→ **PROBLEM TO WORK ON**: Reproduce the records below in their entirety, character for character.

Records that describe figures
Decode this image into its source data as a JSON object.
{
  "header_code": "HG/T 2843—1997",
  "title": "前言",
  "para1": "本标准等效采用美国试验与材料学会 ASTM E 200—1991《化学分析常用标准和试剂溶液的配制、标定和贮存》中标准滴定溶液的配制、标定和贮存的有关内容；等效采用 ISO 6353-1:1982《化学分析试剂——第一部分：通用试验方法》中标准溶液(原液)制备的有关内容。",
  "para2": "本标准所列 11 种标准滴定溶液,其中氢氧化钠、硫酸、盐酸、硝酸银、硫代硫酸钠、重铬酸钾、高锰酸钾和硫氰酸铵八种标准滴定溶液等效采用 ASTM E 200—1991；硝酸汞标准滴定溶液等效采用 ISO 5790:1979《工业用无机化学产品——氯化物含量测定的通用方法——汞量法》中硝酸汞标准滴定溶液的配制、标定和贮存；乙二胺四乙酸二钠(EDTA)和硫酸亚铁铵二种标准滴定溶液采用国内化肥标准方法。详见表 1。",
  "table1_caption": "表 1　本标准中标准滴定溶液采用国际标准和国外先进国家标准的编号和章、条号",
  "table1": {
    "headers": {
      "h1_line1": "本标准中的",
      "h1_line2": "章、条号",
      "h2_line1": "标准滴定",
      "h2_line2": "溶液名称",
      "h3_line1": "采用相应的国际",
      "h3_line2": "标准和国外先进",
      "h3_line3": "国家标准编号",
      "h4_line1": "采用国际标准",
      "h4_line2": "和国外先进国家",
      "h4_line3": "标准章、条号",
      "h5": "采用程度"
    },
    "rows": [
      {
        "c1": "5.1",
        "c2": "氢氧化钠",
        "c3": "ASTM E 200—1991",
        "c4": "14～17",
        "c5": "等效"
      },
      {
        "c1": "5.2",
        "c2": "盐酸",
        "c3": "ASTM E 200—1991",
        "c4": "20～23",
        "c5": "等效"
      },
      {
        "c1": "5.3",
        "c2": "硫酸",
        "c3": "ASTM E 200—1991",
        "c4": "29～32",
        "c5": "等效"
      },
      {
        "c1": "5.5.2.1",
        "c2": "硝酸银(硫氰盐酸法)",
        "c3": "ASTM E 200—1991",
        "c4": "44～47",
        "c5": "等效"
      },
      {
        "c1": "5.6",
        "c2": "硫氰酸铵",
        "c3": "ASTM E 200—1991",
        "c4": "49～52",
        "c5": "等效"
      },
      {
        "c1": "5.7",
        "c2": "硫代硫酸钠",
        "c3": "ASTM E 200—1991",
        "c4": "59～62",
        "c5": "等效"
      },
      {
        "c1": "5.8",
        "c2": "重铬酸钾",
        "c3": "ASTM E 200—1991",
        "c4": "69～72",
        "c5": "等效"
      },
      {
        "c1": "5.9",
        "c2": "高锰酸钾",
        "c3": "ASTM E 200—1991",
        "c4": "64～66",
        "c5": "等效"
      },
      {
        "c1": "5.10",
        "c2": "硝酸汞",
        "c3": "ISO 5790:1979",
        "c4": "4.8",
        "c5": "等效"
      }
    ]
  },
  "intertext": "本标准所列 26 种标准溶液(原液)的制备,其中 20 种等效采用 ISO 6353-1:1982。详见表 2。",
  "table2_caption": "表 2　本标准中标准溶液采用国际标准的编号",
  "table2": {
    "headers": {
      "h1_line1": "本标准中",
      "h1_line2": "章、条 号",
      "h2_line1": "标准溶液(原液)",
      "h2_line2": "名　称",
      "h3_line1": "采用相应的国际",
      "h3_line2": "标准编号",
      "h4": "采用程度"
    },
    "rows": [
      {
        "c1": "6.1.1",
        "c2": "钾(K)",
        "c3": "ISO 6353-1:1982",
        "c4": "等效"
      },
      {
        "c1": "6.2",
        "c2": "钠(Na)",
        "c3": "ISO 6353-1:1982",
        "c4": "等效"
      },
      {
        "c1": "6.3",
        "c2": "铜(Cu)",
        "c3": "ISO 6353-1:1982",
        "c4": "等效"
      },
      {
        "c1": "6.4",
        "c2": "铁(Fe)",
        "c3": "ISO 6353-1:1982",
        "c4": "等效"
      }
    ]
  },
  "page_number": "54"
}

→ **REPLY TO THE TASK**:
Decode this image into its source data as a JSON object.
{
  "header_code": "HG/T 2843—1997",
  "title": "前言",
  "para1": "本标准等效采用美国试验与材料学会 ASTM E 200—1991《化学分析常用标准和试剂溶液的配制、标定和贮存》中标准滴定溶液的配制、标定和贮存的有关内容；等效采用 ISO 6353-1:1982《化学分析试剂——第一部分：通用试验方法》中标准溶液(原液)制备的有关内容。",
  "para2": "本标准所列 11 种标准滴定溶液,其中氢氧化钠、硫酸、盐酸、硝酸银、硫代硫酸钠、重铬酸钾、高锰酸钾和硫氰酸铵八种标准滴定溶液等效采用 ASTM E 200—1991；硝酸汞标准滴定溶液等效采用 ISO 5790:1979《工业用无机化学产品——氯化物含量测定的通用方法——汞量法》中硝酸汞标准滴定溶液的配制、标定和贮存；乙二胺四乙酸二钠(EDTA)和硫酸亚铁铵二种标准滴定溶液采用国内化肥标准方法。详见表 1。",
  "table1_caption": "表 1　本标准中标准滴定溶液采用国际标准和国外先进国家标准的编号和章、条号",
  "table1": {
    "headers": {
      "h1_line1": "本标准中的",
      "h1_line2": "章、条号",
      "h2_line1": "标准滴定",
      "h2_line2": "溶液名称",
      "h3_line1": "采用相应的国际",
      "h3_line2": "标准和国外先进",
      "h3_line3": "国家标准编号",
      "h4_line1": "采用国际标准",
      "h4_line2": "和国外先进国家",
      "h4_line3": "标准章、条号",
      "h5": "采用程度"
    },
    "rows": [
      {
        "c1": "5.1",
        "c2": "氢氧化钠",
        "c3": "ASTM E 200—1991",
        "c4": "14～17",
        "c5": "等效"
      },
      {
        "c1": "5.2",
        "c2": "盐酸",
        "c3": "ASTM E 200—1991",
        "c4": "20～23",
        "c5": "等效"
      },
      {
        "c1": "5.3",
        "c2": "硫酸",
        "c3": "ASTM E 200—1991",
        "c4": "29～32",
        "c5": "等效"
      },
      {
        "c1": "5.5.2.1",
        "c2": "硝酸银(硫氰盐酸法)",
        "c3": "ASTM E 200—1991",
        "c4": "44～47",
        "c5": "等效"
      },
      {
        "c1": "5.6",
        "c2": "硫氰酸铵",
        "c3": "ASTM E 200—1991",
        "c4": "49～52",
        "c5": "等效"
      },
      {
        "c1": "5.7",
        "c2": "硫代硫酸钠",
        "c3": "ASTM E 200—1991",
        "c4": "59～62",
        "c5": "等效"
      },
      {
        "c1": "5.8",
        "c2": "重铬酸钾",
        "c3": "ASTM E 200—1991",
        "c4": "69～72",
        "c5": "等效"
      },
      {
        "c1": "5.9",
        "c2": "高锰酸钾",
        "c3": "ASTM E 200—1991",
        "c4": "64～66",
        "c5": "等效"
      },
      {
        "c1": "5.10",
        "c2": "硝酸汞",
        "c3": "ISO 5790:1979",
        "c4": "4.8",
        "c5": "等效"
      }
    ]
  },
  "intertext": "本标准所列 26 种标准溶液(原液)的制备,其中 20 种等效采用 ISO 6353-1:1982。详见表 2。",
  "table2_caption": "表 2　本标准中标准溶液采用国际标准的编号",
  "table2": {
    "headers": {
      "h1_line1": "本标准中",
      "h1_line2": "章、条 号",
      "h2_line1": "标准溶液(原液)",
      "h2_line2": "名　称",
      "h3_line1": "采用相应的国际",
      "h3_line2": "标准编号",
      "h4": "采用程度"
    },
    "rows": [
      {
        "c1": "6.1.1",
        "c2": "钾(K)",
        "c3": "ISO 6353-1:1982",
        "c4": "等效"
      },
      {
        "c1": "6.2",
        "c2": "钠(Na)",
        "c3": "ISO 6353-1:1982",
        "c4": "等效"
      },
      {
        "c1": "6.3",
        "c2": "铜(Cu)",
        "c3": "ISO 6353-1:1982",
        "c4": "等效"
      },
      {
        "c1": "6.4",
        "c2": "铁(Fe)",
        "c3": "ISO 6353-1:1982",
        "c4": "等效"
      }
    ]
  },
  "page_number": "54"
}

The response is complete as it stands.